:: Exercise prompt ::
Do any lines in the data below contain "挽回经济损失"? If so, copy every one of them.

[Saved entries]
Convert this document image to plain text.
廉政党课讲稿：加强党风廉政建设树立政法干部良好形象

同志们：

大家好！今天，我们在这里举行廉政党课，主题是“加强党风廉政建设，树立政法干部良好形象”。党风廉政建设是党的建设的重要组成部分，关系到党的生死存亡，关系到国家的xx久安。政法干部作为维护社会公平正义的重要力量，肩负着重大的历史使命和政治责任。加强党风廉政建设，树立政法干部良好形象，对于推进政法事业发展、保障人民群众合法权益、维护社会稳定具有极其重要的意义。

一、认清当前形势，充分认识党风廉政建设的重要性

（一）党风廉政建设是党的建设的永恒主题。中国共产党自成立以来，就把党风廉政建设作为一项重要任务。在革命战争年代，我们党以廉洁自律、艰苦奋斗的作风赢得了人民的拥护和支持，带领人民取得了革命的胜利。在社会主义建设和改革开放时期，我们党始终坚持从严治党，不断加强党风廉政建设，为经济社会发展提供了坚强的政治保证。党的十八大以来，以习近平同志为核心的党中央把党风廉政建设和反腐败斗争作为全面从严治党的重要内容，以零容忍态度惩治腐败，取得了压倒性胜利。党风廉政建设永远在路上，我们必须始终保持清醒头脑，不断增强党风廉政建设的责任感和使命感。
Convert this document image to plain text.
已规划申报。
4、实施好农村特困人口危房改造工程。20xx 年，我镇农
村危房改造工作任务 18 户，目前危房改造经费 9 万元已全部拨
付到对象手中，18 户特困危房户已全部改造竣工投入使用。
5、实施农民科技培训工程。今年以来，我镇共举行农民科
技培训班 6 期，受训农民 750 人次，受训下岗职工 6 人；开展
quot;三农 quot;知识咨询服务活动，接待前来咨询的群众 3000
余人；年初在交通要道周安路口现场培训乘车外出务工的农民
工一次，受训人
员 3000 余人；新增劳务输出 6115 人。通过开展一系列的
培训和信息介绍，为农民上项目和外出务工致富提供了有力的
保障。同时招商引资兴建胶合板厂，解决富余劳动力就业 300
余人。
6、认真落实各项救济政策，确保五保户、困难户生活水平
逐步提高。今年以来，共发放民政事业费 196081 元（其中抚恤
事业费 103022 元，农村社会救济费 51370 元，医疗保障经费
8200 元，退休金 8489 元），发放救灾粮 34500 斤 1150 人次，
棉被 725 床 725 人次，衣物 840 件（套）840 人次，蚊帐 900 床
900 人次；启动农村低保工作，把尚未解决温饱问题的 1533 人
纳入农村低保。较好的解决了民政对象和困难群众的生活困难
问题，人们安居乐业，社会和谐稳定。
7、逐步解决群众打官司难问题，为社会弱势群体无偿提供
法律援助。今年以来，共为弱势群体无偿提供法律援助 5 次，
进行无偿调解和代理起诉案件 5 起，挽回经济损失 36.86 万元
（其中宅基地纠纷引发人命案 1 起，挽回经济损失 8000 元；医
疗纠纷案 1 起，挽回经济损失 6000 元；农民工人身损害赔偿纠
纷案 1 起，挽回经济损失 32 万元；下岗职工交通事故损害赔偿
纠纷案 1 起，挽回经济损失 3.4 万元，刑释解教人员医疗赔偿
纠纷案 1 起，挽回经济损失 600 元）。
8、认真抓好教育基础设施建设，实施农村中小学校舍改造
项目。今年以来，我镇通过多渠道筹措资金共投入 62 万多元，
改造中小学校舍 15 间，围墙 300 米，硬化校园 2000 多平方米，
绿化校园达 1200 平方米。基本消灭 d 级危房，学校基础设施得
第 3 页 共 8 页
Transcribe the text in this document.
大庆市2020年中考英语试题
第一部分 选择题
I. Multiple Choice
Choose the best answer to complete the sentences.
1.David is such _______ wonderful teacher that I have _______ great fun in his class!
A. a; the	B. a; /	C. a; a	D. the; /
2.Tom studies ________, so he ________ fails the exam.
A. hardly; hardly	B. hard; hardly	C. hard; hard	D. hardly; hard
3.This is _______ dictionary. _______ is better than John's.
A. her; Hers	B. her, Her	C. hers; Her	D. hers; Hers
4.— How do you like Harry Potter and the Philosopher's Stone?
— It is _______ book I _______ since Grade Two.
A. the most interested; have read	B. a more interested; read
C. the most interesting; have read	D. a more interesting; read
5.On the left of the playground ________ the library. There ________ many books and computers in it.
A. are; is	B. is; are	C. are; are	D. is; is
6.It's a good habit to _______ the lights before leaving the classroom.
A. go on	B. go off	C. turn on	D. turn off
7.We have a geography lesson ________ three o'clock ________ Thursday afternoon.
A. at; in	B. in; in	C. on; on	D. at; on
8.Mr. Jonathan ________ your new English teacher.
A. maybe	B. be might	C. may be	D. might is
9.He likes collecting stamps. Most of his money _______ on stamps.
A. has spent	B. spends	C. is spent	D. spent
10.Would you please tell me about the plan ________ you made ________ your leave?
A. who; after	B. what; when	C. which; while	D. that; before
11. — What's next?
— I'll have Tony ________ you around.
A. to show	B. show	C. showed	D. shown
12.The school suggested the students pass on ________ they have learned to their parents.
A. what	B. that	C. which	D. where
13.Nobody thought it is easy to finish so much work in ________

:: Expected output ::
进行无偿调解和代理起诉案件 5 起，挽回经济损失 36.86 万元
（其中宅基地纠纷引发人命案 1 起，挽回经济损失 8000 元；医
疗纠纷案 1 起，挽回经济损失 6000 元；农民工人身损害赔偿纠
纷案 1 起，挽回经济损失 32 万元；下岗职工交通事故损害赔偿
纠纷案 1 起，挽回经济损失 3.4 万元，刑释解教人员医疗赔偿
纠纷案 1 起，挽回经济损失 600 元）。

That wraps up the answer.